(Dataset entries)
== == ==
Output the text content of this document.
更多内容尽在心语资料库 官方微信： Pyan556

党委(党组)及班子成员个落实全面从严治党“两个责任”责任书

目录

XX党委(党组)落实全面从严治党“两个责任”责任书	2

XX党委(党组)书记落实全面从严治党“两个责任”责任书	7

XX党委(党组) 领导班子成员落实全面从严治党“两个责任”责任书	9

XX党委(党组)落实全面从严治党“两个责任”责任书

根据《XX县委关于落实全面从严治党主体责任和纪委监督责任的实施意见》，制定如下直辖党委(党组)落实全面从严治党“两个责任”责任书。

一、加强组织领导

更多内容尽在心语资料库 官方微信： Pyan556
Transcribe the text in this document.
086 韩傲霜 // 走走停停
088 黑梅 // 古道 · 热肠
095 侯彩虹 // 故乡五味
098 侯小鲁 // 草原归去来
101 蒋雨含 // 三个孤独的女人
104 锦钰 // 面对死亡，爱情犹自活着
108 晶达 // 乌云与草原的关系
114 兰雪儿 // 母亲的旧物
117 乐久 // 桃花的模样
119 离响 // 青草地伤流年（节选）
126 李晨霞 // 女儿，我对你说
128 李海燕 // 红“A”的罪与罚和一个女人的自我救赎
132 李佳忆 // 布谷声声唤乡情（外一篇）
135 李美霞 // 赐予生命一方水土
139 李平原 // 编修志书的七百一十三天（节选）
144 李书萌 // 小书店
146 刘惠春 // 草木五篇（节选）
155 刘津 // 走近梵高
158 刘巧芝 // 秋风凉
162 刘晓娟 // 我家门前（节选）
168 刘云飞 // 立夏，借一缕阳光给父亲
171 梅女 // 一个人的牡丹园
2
== == ==
Task objective:
Could you quote the material above in full, exactly as it stands?

Task solution:
Output the text content of this document.
更多内容尽在心语资料库 官方微信： Pyan556

党委(党组)及班子成员个落实全面从严治党“两个责任”责任书

目录

XX党委(党组)落实全面从严治党“两个责任”责任书	2

XX党委(党组)书记落实全面从严治党“两个责任”责任书	7

XX党委(党组) 领导班子成员落实全面从严治党“两个责任”责任书	9

XX党委(党组)落实全面从严治党“两个责任”责任书

根据《XX县委关于落实全面从严治党主体责任和纪委监督责任的实施意见》，制定如下直辖党委(党组)落实全面从严治党“两个责任”责任书。

一、加强组织领导

更多内容尽在心语资料库 官方微信： Pyan556
Transcribe the text in this document.
086 韩傲霜 // 走走停停
088 黑梅 // 古道 · 热肠
095 侯彩虹 // 故乡五味
098 侯小鲁 // 草原归去来
101 蒋雨含 // 三个孤独的女人
104 锦钰 // 面对死亡，爱情犹自活着
108 晶达 // 乌云与草原的关系
114 兰雪儿 // 母亲的旧物
117 乐久 // 桃花的模样
119 离响 // 青草地伤流年（节选）
126 李晨霞 // 女儿，我对你说
128 李海燕 // 红“A”的罪与罚和一个女人的自我救赎
132 李佳忆 // 布谷声声唤乡情（外一篇）
135 李美霞 // 赐予生命一方水土
139 李平原 // 编修志书的七百一十三天（节选）
144 李书萌 // 小书店
146 刘惠春 // 草木五篇（节选）
155 刘津 // 走近梵高
158 刘巧芝 // 秋风凉
162 刘晓娟 // 我家门前（节选）
168 刘云飞 // 立夏，借一缕阳光给父亲
171 梅女 // 一个人的牡丹园
2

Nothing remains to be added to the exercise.